Questions on the material
1. In the cLEAP-2 passage, in which tissues of 5-day-old chicks was no cLEAP-2 expression detected?
2. Continue the cLEAP-2 passage from where it stops.

-- Text block follows --

RT-PCR analyses with primers designed to amplify cLEAP-2 and sequencing of the cDNA products revealed cLEAP-2 expression in the small intestine, liver, lung, and kidney of 5-day-old chicks (Fig. 2A). Expression was also observed in the small intestinal tissues of chickens at 5 and 72 weeks of age. In contrast, no expression was detected in samples analyzed from the pancreas, brain, spleen, or ovary. Translation of the cDNA sequences isolated from each of the chick RNA samples into putative amino acid sequences revealed a peptide of 76 amino acids with significant identity to that encoded by the EST 497m18 clone (Fig. 3). Only three amino acid changes were observed, including the substitution of aspartic acids at positions 21 and 44 for tyrosine and valine residues, respectively, and the substitution of a proline at position 52 for a serine residue. Analyses of the encoded primary structure of the cLEAP-2 peptide indicated a putative signal sequence, suggesting that the peptide was secreted, and a unique proregion of 12 amino acids terminated by an endoproteinase cleavage site, RLKR, indicating that the propeptide was proteolytically cleaved to release the mature active peptide (14). The predicted molecular masses of the pro- and mature peptides were 6,074.2 and 4,593.3 Da, respectively (ExPASy Peptide Mass Program). Typical of cationic antimicrobial peptides, the mature peptide was composed of a high percentage of positively charged and hydrophobic amino acids, and within this region, four conserved cysteine residues were identified.
FIG. 2.
(A) Expression of cLEAP-2 in 5-day-old chick tissues. M, ladder standards; SI, small intestine; Li, liver; Sp, spleen; Lu, lung; Pa, pancreas; Ov, ovary; Br, brain; Ki, kidney. (B) Expression of cLEAP-2 in the small intestine of an 18-day chicken embryo (Em), a 5-week-old bird, and a 72-week-old bird.
FIG. 3.

-- Text block concluded --
-- Study material follows --

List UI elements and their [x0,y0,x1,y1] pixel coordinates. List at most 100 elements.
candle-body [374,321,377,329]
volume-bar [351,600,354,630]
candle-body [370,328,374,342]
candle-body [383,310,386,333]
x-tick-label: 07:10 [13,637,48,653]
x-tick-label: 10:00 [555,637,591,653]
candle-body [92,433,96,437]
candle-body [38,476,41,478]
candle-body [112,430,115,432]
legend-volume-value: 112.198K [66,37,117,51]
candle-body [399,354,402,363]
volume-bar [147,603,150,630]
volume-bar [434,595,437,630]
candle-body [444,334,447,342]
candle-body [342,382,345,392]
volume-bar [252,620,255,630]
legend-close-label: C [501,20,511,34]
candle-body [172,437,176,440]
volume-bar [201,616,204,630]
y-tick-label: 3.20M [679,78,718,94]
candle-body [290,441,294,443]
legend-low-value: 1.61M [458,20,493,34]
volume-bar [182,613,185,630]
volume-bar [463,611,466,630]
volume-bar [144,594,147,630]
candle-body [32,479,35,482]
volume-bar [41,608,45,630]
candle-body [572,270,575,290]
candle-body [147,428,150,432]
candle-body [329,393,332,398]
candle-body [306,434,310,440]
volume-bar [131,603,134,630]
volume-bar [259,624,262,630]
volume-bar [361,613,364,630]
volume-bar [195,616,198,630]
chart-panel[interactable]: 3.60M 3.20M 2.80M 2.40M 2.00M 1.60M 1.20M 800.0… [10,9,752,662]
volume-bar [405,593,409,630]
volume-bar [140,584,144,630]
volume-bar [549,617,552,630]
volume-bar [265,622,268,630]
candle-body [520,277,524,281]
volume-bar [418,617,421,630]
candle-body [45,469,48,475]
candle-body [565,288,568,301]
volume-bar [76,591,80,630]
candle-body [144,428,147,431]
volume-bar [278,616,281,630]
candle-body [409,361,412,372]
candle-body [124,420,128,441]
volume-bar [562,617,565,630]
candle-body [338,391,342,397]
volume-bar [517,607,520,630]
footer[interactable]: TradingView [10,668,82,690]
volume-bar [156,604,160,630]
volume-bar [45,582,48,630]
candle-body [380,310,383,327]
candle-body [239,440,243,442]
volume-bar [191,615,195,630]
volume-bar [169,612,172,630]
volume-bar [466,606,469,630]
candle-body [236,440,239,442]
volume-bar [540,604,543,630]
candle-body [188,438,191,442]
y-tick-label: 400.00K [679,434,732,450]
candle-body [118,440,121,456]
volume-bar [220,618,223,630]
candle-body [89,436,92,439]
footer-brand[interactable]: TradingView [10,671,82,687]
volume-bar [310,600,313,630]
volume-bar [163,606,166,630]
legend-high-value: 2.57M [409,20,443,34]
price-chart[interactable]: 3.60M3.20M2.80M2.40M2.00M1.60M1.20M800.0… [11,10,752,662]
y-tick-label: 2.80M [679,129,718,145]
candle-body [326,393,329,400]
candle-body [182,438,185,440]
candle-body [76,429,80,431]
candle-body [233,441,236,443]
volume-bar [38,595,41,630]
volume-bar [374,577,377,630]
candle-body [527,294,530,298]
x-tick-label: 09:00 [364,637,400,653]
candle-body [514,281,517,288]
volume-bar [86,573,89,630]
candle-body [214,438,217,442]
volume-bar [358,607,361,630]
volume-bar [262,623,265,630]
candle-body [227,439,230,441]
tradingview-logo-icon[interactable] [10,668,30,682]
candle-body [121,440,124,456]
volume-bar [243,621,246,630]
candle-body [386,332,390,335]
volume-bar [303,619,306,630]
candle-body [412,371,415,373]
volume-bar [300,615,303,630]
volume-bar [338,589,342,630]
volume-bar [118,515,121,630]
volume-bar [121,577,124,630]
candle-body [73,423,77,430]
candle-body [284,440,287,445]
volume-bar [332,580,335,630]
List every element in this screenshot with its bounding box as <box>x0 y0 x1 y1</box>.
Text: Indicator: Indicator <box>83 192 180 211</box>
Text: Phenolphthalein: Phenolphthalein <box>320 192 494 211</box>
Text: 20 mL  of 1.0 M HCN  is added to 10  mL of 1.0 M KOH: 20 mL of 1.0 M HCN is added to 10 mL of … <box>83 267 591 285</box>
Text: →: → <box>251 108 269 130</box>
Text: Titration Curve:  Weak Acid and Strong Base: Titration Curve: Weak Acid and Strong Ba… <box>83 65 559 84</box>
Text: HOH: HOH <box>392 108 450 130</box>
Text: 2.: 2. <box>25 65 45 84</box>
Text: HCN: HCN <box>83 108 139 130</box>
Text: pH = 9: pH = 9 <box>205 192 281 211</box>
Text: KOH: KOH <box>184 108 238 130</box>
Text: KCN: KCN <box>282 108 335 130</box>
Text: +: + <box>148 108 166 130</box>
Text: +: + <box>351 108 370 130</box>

-- Study material concluded --

Your written answers
1. The pancreas, brain, spleen, and ovary.

2.
The cDNA and peptide sequences of cLEAP-2. The prepropeptide contains 76 amino acids. The signal peptide is underlined, the propeptide is terminated by the motif RLKR (shown in bold), and the positions of introns 1 and 2 are marked by vertical arrows. The amino acids differing from those predicted from the chEST clone 497m18 and the four conserved cysteines are shown in italics. The nucleotide sequence of the 3′ and 5′ untranslated regions are presented, with locations of the TATA box (TATT), a putative NF-κB binding site (GGGCTCTTCC), and polyadenylation site (AATAAAA) indicated by underlining.
Analyses of small intestinal RNA from an 18-day-old chicken embryo revealed a unique 100-bp PCR product (Fig. 2B) which was also detected in the kidney tissues (Fig. 2A). This was identified as a putative cLEAP-2 splice variant in which the DNA sequence encoding amino acids 21 to 65 of cLEAP-2 had been excised.
Hybridization of the 32P-labeled cLEAP-2 probe to poly(A+) RNA isolated from the chick brain, small intestine, kidney, liver, and lung verified the patterns of cLEAP-2 expression observed by RT-PCR in the liver, small intestine, and brain tissues but not in the kidney or lung (Fig. 4A). This lack of correlation in the latter tissues may have reflected the reduced sensitivity of the Northern analyses compared to the RT-PCR. Interestingly, the analysis of liver mRNA isolated from tissues of 4-day-old birds revealed two transcripts of approximately 1 and 2 kb, respectively, hybridizing to the cLEAP-2 probe, of which the latter appeared to be more highly expressed. In contrast, only the 1-kb transcript was identified in mRNA isolated from the small intestine. Surprisingly, Northern analyses of liver mRNAs isolated from 8-day-old birds did not reveal the larger 2-kb transcript (Fig. 4B).
FIG. 4.
Northern blot analysis. (A) cLEAP-2 expression in 5-day-old chick tissues. (B) cLEAP-2 expression in the liver tissues of 8-day-old birds following infection with Salmonella or PBS. Lanes: 1, S. enterica serovar Typhimurium 1344; 2, S. enteritidis: 3, control birds given PBS.
Inducibility.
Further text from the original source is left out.